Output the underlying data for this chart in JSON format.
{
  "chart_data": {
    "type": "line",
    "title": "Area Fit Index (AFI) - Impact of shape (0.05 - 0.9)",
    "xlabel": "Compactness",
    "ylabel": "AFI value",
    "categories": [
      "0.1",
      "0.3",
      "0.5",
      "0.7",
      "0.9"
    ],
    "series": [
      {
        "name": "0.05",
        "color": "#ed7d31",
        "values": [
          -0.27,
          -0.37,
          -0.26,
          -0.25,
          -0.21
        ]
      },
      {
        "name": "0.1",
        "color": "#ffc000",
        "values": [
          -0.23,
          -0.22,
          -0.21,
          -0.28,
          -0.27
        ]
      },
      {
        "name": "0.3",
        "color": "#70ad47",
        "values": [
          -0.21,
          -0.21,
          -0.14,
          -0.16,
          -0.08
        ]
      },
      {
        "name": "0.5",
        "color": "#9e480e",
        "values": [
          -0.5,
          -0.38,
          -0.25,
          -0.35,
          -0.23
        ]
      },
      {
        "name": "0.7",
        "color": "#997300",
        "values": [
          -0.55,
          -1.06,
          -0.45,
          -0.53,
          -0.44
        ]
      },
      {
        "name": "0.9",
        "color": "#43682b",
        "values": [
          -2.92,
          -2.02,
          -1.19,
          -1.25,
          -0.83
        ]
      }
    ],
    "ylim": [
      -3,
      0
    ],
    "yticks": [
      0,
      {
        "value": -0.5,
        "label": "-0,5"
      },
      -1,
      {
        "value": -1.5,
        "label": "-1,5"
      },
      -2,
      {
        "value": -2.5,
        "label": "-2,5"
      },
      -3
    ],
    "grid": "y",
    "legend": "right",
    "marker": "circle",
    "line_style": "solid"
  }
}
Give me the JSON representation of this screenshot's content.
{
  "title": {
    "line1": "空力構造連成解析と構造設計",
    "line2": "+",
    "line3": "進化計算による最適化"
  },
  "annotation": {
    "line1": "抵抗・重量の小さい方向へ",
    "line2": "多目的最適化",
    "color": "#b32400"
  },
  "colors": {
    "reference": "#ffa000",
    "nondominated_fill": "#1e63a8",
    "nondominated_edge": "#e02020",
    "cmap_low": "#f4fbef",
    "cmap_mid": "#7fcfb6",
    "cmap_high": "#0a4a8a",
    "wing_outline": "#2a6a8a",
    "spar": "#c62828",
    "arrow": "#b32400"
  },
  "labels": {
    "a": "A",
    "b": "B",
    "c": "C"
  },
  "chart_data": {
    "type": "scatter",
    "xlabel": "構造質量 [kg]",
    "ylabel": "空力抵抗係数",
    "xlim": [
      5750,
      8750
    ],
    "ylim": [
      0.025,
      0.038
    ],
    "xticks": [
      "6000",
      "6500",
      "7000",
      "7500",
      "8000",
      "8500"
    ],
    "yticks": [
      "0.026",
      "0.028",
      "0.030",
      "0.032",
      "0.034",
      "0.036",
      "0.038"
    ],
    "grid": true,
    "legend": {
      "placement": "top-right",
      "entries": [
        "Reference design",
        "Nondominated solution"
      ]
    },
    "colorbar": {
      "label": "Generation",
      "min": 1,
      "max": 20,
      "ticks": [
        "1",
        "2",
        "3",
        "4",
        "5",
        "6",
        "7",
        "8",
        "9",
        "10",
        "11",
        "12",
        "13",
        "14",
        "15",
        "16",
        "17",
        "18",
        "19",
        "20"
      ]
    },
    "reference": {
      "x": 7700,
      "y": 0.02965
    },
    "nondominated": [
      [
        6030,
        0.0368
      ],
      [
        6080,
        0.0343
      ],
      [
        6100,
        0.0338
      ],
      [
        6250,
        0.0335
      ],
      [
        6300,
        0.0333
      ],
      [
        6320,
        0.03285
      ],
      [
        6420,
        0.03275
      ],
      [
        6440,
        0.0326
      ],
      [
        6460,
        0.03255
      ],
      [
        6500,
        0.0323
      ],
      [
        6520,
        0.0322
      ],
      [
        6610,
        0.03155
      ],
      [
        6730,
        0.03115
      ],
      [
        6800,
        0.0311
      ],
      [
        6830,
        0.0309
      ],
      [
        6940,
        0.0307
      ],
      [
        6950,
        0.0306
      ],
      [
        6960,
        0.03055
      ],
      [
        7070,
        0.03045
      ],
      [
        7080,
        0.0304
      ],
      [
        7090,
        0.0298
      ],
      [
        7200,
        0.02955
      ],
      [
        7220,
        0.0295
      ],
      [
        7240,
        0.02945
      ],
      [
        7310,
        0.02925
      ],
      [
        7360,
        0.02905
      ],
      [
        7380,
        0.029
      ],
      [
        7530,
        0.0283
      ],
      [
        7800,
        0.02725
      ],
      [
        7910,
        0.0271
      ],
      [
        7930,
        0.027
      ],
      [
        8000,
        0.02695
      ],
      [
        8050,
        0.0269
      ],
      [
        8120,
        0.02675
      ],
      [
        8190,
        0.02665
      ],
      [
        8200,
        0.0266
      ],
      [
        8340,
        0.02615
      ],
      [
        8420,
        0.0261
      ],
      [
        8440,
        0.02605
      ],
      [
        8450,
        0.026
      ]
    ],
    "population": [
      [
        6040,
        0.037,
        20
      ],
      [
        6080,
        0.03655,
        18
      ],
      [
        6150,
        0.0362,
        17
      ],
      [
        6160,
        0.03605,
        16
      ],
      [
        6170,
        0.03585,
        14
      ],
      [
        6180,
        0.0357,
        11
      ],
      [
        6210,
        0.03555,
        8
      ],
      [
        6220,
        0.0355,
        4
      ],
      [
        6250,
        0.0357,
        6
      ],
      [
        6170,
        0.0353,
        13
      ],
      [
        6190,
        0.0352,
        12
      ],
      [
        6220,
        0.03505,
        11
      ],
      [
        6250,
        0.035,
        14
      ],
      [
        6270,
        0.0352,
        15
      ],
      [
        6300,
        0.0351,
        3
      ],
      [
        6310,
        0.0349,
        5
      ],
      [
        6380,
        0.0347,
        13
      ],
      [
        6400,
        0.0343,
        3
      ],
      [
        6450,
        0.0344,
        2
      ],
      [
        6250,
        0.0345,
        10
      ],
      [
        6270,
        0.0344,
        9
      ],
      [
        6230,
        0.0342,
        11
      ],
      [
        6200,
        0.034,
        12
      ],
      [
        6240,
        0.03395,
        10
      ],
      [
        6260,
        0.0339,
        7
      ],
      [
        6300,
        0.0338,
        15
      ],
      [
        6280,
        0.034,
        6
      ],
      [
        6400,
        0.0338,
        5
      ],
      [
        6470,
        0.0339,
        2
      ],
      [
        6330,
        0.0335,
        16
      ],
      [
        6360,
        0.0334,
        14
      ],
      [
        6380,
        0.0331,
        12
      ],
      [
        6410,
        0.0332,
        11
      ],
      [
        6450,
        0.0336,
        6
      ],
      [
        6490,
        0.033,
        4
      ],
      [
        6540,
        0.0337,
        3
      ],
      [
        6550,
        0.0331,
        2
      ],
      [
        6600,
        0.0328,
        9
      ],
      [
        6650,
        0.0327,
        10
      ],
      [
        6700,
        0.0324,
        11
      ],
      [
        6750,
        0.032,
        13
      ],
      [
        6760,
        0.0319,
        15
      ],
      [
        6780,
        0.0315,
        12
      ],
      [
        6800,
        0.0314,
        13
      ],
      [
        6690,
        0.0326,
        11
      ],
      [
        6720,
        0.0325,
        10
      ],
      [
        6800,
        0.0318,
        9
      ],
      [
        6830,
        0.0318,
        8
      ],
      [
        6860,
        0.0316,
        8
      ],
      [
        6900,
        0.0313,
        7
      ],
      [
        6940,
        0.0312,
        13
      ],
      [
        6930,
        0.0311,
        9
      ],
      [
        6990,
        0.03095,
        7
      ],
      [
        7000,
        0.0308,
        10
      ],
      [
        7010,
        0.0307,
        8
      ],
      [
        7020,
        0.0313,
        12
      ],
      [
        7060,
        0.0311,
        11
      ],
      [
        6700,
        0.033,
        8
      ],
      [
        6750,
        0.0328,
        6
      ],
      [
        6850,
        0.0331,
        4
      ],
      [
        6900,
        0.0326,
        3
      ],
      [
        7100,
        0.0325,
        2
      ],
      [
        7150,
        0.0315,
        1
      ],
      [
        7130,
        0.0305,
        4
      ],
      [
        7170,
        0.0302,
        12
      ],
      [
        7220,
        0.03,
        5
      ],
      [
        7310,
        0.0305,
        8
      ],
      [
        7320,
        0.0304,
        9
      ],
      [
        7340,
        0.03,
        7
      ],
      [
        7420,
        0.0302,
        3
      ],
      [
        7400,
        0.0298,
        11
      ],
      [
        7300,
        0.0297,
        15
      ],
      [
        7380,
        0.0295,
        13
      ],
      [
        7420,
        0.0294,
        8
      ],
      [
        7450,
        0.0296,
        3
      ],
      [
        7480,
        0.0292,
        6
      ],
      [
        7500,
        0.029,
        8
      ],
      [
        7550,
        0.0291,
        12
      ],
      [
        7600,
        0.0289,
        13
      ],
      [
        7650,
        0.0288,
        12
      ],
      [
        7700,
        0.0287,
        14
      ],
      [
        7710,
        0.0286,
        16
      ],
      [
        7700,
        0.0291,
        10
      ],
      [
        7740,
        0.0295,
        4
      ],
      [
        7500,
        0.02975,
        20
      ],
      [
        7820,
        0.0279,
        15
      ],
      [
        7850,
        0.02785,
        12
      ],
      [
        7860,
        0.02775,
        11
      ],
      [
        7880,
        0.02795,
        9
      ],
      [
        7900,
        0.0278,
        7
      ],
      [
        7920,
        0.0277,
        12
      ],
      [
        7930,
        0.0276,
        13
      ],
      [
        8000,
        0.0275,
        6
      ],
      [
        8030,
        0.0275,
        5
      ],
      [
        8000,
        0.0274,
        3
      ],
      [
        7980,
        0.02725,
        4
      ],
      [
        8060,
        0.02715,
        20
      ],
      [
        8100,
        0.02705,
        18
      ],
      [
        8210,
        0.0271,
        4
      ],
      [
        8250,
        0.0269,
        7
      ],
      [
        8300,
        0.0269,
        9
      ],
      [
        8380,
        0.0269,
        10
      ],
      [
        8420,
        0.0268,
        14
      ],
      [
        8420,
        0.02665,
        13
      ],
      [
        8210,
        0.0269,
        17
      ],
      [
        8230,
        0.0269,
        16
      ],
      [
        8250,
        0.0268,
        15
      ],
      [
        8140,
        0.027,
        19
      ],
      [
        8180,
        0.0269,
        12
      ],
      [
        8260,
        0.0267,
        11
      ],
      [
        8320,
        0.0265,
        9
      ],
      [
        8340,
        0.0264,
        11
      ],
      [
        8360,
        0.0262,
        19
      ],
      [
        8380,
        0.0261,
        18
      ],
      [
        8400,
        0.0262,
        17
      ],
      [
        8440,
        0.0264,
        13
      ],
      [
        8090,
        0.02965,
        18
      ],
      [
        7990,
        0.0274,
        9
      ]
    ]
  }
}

SET TASK: Identify every line above with the string "name" in it. Copy those lines.

EXPECTED OUTPUT:
        "name": "0.05",
        "name": "0.1",
        "name": "0.3",
        "name": "0.5",
        "name": "0.7",
        "name": "0.9",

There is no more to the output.